_Stored data_:

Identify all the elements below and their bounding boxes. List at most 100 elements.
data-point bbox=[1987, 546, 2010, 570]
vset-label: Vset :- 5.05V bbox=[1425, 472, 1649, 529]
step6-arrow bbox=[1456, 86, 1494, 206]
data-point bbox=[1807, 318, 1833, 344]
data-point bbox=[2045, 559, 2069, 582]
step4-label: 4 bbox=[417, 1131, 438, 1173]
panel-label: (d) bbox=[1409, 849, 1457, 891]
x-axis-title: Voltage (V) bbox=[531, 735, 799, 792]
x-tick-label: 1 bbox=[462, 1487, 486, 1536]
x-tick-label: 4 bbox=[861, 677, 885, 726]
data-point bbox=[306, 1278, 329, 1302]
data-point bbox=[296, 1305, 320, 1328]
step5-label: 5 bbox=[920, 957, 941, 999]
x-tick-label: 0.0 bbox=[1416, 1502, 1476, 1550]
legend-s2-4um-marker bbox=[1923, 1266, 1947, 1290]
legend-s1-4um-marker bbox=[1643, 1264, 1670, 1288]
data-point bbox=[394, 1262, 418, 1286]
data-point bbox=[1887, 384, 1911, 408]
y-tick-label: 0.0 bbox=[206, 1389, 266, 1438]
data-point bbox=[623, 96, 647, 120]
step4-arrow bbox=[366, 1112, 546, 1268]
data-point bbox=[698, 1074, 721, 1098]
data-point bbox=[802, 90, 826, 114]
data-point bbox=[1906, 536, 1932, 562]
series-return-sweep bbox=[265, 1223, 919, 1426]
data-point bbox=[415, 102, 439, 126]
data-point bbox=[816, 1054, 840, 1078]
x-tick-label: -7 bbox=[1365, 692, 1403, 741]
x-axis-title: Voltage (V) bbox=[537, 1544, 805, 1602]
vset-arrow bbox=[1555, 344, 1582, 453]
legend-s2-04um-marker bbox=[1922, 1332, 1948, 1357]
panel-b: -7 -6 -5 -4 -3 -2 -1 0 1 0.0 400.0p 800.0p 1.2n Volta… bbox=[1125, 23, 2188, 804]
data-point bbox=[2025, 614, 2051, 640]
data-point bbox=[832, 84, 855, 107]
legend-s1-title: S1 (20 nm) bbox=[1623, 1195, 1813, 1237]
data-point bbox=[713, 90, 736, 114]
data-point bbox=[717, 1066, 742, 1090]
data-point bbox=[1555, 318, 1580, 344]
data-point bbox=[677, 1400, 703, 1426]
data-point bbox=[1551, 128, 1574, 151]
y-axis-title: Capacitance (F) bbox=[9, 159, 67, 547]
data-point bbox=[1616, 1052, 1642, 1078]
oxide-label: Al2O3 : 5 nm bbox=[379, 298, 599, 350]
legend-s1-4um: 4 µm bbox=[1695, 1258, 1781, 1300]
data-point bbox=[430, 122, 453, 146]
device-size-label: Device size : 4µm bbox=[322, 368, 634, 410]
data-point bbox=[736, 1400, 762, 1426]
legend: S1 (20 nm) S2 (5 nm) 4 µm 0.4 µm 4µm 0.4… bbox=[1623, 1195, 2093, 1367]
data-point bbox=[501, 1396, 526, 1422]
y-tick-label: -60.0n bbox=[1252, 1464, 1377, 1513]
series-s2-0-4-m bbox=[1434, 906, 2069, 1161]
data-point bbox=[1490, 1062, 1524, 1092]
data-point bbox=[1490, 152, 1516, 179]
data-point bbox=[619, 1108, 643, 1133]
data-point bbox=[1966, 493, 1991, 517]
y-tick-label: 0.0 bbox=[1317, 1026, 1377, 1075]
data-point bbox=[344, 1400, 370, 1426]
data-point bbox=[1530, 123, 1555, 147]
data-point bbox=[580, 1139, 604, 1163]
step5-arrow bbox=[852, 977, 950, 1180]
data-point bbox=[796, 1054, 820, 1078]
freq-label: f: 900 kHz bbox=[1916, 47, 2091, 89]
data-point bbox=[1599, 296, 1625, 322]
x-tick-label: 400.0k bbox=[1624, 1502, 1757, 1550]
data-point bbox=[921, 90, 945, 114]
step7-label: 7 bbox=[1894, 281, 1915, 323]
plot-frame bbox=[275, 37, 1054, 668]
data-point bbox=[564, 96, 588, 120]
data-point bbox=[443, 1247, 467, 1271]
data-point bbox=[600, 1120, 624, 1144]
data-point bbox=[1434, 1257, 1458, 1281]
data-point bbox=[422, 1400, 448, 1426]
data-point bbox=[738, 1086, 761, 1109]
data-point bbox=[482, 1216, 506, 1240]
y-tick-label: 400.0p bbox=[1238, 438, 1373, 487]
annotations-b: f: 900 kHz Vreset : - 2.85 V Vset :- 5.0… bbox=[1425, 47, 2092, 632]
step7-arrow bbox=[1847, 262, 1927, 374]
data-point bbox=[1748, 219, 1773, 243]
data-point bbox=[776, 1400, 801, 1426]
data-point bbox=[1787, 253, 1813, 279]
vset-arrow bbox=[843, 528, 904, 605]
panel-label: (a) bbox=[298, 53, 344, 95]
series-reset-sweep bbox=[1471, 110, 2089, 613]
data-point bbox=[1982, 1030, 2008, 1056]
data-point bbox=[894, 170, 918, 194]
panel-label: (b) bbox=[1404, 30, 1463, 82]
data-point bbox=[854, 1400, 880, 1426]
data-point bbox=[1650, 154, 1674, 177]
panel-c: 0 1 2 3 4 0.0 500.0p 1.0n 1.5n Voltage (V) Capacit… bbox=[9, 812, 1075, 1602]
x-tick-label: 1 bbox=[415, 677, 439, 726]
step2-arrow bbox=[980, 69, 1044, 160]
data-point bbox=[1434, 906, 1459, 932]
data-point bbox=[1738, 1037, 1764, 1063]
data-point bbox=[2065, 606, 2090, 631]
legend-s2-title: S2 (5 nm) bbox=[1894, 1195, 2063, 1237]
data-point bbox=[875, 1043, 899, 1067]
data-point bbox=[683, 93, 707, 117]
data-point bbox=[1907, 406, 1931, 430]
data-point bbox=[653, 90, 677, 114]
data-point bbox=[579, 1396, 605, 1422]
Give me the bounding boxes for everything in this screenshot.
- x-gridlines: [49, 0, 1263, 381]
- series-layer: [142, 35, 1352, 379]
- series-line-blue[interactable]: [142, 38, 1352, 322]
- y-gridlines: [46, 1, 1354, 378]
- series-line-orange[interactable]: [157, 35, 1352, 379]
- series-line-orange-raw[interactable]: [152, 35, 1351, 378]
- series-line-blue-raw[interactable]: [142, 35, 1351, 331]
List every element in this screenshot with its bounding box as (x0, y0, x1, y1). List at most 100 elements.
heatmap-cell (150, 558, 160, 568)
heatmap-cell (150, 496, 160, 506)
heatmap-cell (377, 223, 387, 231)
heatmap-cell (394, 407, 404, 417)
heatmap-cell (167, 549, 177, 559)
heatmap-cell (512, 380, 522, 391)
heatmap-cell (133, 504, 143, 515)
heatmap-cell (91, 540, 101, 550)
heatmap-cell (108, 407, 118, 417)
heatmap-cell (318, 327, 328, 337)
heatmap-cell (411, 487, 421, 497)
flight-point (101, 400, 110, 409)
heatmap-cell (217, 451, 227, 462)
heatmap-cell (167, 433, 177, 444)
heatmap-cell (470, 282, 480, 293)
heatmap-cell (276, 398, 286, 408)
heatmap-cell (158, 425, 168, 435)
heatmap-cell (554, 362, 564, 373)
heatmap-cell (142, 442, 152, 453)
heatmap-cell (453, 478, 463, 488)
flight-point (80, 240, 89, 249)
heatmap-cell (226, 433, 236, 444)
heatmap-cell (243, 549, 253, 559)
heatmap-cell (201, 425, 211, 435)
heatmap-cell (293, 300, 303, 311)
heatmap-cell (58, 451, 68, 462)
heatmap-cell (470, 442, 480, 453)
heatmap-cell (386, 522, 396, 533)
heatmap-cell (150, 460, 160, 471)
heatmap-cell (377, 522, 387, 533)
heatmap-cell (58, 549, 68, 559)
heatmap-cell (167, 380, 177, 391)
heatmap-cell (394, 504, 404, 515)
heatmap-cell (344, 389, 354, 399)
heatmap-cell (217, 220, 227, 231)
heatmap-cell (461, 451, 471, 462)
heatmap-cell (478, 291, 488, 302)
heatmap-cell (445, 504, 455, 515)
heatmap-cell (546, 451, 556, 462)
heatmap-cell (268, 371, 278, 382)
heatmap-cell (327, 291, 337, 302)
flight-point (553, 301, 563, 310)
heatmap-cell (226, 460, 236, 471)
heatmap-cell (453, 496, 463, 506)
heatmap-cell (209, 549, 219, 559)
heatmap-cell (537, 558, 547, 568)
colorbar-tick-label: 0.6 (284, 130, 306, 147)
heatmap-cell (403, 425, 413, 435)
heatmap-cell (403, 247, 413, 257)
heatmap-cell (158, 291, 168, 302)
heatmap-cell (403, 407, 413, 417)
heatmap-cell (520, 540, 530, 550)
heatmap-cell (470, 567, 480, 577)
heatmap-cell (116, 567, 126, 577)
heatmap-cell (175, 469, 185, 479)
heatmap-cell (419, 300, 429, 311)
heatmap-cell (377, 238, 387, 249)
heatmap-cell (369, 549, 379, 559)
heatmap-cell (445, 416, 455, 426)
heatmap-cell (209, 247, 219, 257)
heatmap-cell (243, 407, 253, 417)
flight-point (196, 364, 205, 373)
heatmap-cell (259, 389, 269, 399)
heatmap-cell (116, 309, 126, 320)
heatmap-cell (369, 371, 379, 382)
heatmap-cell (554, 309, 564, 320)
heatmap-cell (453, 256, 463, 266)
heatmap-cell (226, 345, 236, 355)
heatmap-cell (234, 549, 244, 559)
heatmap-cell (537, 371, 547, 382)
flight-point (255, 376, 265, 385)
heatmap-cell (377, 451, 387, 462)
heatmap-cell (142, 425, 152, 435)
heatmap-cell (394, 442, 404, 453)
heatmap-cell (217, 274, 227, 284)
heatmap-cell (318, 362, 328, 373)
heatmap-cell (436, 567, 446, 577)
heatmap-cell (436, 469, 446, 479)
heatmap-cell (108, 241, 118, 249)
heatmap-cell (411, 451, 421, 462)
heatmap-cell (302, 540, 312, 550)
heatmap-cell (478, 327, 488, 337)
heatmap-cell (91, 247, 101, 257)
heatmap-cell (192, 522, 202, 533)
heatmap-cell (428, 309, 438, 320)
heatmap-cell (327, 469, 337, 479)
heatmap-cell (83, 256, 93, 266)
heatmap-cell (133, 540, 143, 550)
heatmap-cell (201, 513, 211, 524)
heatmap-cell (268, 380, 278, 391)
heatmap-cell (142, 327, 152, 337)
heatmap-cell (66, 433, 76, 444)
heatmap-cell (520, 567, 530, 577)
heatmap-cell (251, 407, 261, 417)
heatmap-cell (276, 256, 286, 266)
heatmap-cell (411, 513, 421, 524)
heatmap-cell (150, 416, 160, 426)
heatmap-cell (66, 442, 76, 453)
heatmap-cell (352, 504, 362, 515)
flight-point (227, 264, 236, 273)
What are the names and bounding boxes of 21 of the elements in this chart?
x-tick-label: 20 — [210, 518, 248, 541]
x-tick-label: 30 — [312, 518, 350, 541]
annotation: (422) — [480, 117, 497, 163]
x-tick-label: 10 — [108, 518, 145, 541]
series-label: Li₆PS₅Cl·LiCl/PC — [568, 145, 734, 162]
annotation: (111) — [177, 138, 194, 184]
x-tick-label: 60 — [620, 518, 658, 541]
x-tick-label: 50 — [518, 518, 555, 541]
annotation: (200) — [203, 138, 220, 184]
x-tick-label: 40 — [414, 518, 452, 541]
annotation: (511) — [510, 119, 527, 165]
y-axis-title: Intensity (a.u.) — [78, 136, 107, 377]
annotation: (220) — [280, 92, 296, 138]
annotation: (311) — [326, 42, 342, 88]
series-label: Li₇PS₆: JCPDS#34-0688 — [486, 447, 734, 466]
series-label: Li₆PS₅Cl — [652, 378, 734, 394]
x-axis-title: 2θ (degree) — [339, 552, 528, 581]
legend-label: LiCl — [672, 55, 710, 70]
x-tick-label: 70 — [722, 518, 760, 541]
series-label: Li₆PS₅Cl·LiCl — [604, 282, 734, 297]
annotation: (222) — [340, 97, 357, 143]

_What is being asked_: Can you pull out, word for word, every line of the entries from the very first one up to and including the line that contains "x-tick-label: -7 bbox=[1365, 692, 1403, 741]"?

_Output for this exercise_:
Identify all the elements below and their bounding boxes. List at most 100 elements.
data-point bbox=[1987, 546, 2010, 570]
vset-label: Vset :- 5.05V bbox=[1425, 472, 1649, 529]
step6-arrow bbox=[1456, 86, 1494, 206]
data-point bbox=[1807, 318, 1833, 344]
data-point bbox=[2045, 559, 2069, 582]
step4-label: 4 bbox=[417, 1131, 438, 1173]
panel-label: (d) bbox=[1409, 849, 1457, 891]
x-axis-title: Voltage (V) bbox=[531, 735, 799, 792]
x-tick-label: 1 bbox=[462, 1487, 486, 1536]
x-tick-label: 4 bbox=[861, 677, 885, 726]
data-point bbox=[306, 1278, 329, 1302]
data-point bbox=[296, 1305, 320, 1328]
step5-label: 5 bbox=[920, 957, 941, 999]
x-tick-label: 0.0 bbox=[1416, 1502, 1476, 1550]
legend-s2-4um-marker bbox=[1923, 1266, 1947, 1290]
legend-s1-4um-marker bbox=[1643, 1264, 1670, 1288]
data-point bbox=[394, 1262, 418, 1286]
data-point bbox=[1887, 384, 1911, 408]
y-tick-label: 0.0 bbox=[206, 1389, 266, 1438]
data-point bbox=[623, 96, 647, 120]
step4-arrow bbox=[366, 1112, 546, 1268]
data-point bbox=[698, 1074, 721, 1098]
data-point bbox=[802, 90, 826, 114]
data-point bbox=[1906, 536, 1932, 562]
series-return-sweep bbox=[265, 1223, 919, 1426]
data-point bbox=[415, 102, 439, 126]
data-point bbox=[816, 1054, 840, 1078]
x-tick-label: -7 bbox=[1365, 692, 1403, 741]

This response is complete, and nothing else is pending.